Instructions.
(A) From the grocery-shortage post, quote the passage starting at "The answer is" and ending at "at this point.".
(B) Answer these questions from the grocery-shortage post:
(i) What are the writer's odds of finding half-gallon cartons of organic skim milk at HEB-CLM at that hour on a Sunday?
(ii) Which product does the writer get around the shortage of by buying it at Sam's Club?
(iii) Besides no longer shopping at the League City Walmart, what did the writer do about its empty shelves?

My husband began complaining out loud, which is highly unusual for his laid-back self, but my diversion was creating a risk of making us late for a post-church commitment on our time. This is what I offered in response to his protests:
"I have to do this because I know from experience that my odds of securing half-gallon cartons of organic skim milk in HEB-CLM at this hour on a Sunday are about 50%, whereas my odds at any other grocery store in Clear Lake are closer to 25%. And if I wait until later today, those 50% odds will decline from there. So I either have to do this now, or else wait to get milk for us until after the restocking which typically occurs mid- to late-day on Monday, which would be too late for today's needs."
The mood of my husband, an engineer mildly obsessed with systemic efficiencies, degenerated even further from that point. His initial grumble amplified to a full-blown howl as he wondered aloud how any grocery store manager could possibly be so stupid as to allow the inventory such a high-dollar, high-margin staple to remain so consistently low or un-stocked for significant periods of time. The market offers all kinds of "JIT" (just-in-time) software specifically developed to prevent that very scenario, after all.
Last November, I wondered whether this chronically-understocked condition was a ramification of the Eagle Ford Shale boom in Texas which perhaps was siphoning off the labor that would be required to achieve effective retail management in places such as our local grocery stores.
|Here's a screengrab of my milk wails from that original blog post. On that day, I had attempted to get the grocery shopping done before going to church.|
In other words, it isn't an external labor shortage (such as what might be wrought by a nearby workforce-sucking oil boom) which is driving the trend - it's an internal failure of the business model.
The article explains, "A number of accounts quote shoppers as leaving Walmarts empty handed and heading for competitors." Absolutely!! Not only did I have to stop shopping at the League City Walmart some time ago for that reason, I actually took the time to file a formal complaint about the fact that so much grocery stock was chronically missing from their shelves that it made the store literally un-shoppable for me, because I target specific organic items and I'm not willing to purchase any inferior substitutes that might happen to be still stocked.
Here's where TIME could improve its own content by looking more deeply at the issue. The question they asked both directly and indirectly is the obvious one: Why would Walmart let a thing like this labor shortage happen? Are they not thusly shooting themselves in the retail foot?
The answer is not the resounding "Yes!" that one might first guess. Retail businesses succeed on the basis of the incremental value that they offer relative to their competition. But if every other retailer is also chronically understocked for key consumer commodities, then it becomes questionable as to how much net damage Walmart is really doing to itself. It's not like we consumers have anywhere else to turn at this point.
Either way, whether this problem is originating externally or internally, it sucks for us consumers who will need to continue wasting valuable time scrounging for un-stocked essentials.
|Yet another empty Clear Lake grocery shelf, photographed in early April 2013. The sale tag reads "What a Deal!" Well, it ain't much of a deal if there's none of the stuff available to buy, is it?? |
I found a very efficient way around this particular chronic organic brand shortage (Nature's Path Pumpkin Flax Granola): Sam's Club sells it in institutional sizes and they usually have at least one partial pallet available in their El Dorado location. Therefore whenever I spy this particular empty shelf in a grocery store, I gloat to myself, "Ha ha!! I found a workaround for the chronic shortage of that one product, at least!!"

Information supplied.
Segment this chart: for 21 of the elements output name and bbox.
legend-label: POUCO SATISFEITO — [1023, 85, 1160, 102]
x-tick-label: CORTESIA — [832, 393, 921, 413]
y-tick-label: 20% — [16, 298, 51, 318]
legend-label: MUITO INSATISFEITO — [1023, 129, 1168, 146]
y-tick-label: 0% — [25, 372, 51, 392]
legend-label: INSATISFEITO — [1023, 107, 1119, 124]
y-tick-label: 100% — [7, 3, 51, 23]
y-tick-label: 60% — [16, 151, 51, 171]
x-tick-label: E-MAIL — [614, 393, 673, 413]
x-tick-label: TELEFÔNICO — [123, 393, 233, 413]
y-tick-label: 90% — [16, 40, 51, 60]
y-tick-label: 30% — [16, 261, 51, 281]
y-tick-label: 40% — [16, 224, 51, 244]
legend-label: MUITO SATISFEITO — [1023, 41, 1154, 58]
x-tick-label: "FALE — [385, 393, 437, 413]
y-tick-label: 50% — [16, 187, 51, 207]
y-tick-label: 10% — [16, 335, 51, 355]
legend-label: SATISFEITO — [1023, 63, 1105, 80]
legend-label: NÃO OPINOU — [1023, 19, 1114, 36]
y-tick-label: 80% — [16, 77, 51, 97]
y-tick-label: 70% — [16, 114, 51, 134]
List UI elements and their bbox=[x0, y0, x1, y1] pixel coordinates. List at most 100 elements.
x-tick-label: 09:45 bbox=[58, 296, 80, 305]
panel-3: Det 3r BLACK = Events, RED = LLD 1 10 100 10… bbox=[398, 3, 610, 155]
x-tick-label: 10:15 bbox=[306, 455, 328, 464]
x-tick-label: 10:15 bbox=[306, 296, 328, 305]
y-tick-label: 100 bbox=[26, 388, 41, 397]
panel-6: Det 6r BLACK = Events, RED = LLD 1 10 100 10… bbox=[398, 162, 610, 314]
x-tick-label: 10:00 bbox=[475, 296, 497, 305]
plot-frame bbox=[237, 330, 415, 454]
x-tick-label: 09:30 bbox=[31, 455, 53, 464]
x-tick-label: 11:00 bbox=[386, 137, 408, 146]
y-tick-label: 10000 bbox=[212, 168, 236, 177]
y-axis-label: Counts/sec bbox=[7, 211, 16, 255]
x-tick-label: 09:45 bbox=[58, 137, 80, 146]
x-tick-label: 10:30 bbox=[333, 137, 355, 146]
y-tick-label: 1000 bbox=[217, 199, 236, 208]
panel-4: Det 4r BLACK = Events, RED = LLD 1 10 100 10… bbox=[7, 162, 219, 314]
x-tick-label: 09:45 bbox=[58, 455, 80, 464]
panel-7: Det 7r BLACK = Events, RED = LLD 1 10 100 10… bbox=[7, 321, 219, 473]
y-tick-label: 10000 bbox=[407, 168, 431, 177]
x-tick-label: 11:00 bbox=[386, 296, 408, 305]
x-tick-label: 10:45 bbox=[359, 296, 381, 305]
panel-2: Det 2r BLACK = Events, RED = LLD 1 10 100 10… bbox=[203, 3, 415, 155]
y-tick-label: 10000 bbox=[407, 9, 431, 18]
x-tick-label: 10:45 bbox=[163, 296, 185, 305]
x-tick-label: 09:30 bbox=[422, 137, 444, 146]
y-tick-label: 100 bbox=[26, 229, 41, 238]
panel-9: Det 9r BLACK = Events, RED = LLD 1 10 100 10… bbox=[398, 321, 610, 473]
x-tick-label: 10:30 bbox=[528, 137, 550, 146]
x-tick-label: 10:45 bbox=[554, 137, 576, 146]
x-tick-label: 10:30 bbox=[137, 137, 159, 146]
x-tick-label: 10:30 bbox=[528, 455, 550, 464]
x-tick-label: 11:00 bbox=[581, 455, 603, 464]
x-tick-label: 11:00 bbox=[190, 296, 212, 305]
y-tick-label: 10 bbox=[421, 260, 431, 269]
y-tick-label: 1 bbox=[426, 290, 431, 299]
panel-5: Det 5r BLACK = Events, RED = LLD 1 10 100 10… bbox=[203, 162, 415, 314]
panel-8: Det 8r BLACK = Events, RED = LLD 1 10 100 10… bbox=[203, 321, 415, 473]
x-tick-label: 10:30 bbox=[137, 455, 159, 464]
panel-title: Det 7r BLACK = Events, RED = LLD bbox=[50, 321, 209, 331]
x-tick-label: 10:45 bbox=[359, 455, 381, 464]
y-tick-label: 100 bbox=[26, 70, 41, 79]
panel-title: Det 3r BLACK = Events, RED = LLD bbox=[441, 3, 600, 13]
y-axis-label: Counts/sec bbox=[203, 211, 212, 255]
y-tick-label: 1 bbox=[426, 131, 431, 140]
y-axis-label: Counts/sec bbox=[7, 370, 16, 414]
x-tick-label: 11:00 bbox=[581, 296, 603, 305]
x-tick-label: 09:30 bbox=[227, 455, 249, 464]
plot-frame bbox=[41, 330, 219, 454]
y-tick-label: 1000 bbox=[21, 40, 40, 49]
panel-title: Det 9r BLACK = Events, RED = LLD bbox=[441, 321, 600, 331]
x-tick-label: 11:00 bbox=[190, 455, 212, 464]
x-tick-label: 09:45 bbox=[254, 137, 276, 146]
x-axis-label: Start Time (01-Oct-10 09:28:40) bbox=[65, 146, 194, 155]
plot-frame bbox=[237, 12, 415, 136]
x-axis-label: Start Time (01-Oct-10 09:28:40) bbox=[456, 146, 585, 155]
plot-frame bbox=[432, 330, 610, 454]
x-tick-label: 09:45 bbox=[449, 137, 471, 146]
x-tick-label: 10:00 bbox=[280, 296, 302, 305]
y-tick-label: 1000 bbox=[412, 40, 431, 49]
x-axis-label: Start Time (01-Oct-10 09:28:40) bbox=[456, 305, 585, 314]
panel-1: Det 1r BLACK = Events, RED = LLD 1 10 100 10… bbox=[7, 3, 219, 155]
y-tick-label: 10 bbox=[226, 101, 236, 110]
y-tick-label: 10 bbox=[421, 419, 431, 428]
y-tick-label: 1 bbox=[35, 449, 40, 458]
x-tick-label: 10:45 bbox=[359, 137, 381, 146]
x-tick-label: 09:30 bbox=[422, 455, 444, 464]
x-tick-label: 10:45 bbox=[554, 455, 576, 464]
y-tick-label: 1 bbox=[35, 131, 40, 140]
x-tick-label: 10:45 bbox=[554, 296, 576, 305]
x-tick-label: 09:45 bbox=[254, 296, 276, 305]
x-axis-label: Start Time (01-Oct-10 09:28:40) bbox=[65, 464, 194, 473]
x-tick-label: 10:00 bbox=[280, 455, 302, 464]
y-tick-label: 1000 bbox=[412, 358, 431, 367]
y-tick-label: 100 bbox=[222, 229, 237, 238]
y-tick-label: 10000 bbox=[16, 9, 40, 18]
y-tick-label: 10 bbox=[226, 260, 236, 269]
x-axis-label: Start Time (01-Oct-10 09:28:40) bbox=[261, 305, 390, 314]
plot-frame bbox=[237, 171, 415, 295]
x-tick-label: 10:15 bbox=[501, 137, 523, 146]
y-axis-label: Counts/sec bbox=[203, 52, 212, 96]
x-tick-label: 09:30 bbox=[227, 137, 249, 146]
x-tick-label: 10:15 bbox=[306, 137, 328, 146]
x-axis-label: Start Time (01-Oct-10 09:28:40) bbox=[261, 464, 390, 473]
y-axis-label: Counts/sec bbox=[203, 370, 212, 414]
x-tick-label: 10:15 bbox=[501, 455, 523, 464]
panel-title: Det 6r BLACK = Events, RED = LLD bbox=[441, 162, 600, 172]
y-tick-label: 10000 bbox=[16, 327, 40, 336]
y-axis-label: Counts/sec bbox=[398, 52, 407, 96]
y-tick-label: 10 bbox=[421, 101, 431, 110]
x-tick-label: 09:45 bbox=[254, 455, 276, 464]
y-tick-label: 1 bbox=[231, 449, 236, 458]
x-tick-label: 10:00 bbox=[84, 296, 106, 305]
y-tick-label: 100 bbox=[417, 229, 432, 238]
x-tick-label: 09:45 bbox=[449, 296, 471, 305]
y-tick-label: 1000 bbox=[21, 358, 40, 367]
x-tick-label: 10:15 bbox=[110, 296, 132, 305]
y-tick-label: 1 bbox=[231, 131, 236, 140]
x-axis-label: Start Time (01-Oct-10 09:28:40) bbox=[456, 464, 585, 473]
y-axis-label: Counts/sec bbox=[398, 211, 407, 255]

Set of answers.
(A)
The answer is not the resounding "Yes!" that one might first guess. Retail businesses succeed on the basis of the incremental value that they offer relative to their competition. But if every other retailer is also chronically understocked for key consumer commodities, then it becomes questionable as to how much net damage Walmart is really doing to itself. It's not like we consumers have anywhere else to turn at this point.

(B)
(i) About 50%.
(ii) Nature's Path Pumpkin Flax Granola.
(iii) The writer filed a formal complaint.